[Extracted records]
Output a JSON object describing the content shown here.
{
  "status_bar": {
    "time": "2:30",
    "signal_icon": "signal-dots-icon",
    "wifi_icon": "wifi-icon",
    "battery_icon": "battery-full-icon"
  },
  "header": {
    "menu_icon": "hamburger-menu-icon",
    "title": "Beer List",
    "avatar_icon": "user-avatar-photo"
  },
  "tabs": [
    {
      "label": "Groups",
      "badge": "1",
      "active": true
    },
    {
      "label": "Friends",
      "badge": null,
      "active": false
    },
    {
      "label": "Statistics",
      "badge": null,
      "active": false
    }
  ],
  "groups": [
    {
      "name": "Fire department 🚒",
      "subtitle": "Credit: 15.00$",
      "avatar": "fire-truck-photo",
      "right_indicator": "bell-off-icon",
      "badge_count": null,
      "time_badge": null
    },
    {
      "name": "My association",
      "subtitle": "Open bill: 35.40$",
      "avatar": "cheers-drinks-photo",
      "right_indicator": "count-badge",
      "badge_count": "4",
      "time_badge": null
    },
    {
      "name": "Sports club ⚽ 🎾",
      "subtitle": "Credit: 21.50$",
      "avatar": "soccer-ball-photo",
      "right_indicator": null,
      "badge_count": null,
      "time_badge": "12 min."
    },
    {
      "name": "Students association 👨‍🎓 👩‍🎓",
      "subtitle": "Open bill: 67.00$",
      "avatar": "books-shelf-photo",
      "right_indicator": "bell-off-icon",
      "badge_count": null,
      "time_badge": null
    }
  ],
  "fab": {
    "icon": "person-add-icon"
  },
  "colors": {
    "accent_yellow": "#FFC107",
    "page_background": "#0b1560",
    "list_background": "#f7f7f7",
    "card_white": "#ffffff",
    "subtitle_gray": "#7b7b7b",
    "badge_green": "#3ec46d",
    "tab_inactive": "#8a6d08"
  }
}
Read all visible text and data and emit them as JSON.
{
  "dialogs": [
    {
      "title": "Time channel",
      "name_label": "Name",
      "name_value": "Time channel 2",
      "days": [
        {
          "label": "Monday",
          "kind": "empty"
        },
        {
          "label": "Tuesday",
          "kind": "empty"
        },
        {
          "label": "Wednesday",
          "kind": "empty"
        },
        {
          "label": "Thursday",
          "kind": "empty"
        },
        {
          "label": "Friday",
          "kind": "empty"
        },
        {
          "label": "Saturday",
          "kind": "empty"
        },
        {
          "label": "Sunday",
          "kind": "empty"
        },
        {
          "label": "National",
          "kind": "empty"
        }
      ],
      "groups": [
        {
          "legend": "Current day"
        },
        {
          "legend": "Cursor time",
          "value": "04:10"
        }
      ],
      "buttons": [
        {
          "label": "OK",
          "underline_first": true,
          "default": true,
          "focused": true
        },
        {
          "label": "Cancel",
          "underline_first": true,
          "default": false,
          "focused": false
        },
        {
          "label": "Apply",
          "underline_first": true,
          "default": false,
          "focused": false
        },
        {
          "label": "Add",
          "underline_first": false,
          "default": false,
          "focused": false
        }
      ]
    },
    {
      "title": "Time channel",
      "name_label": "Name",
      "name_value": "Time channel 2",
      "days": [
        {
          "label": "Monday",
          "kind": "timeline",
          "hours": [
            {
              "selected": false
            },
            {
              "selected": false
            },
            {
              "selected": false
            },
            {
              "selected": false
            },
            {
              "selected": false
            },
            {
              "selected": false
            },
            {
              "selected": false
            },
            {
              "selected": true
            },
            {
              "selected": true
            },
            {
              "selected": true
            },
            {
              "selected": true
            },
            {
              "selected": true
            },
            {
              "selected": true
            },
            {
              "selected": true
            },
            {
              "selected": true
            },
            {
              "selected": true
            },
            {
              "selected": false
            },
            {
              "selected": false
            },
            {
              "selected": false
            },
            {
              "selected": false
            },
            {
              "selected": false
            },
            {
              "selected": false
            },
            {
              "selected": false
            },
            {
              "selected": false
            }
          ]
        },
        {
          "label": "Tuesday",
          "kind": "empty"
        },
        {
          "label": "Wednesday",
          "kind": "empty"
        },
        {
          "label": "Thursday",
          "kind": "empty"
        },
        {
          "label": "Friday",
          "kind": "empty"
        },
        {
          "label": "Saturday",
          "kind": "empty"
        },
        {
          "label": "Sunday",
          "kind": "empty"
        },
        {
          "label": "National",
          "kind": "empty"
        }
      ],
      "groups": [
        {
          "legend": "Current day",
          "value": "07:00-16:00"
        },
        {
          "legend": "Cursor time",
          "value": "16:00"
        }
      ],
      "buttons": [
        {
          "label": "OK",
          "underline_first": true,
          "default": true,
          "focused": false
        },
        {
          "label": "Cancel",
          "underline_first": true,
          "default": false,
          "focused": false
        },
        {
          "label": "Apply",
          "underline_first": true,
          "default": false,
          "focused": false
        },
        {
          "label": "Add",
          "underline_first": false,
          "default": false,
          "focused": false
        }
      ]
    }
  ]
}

◆ **Exercise objective**: Determine the number of lines in the records that include the string "photo", and respond with that number only.

◆ **Output of the task**: 5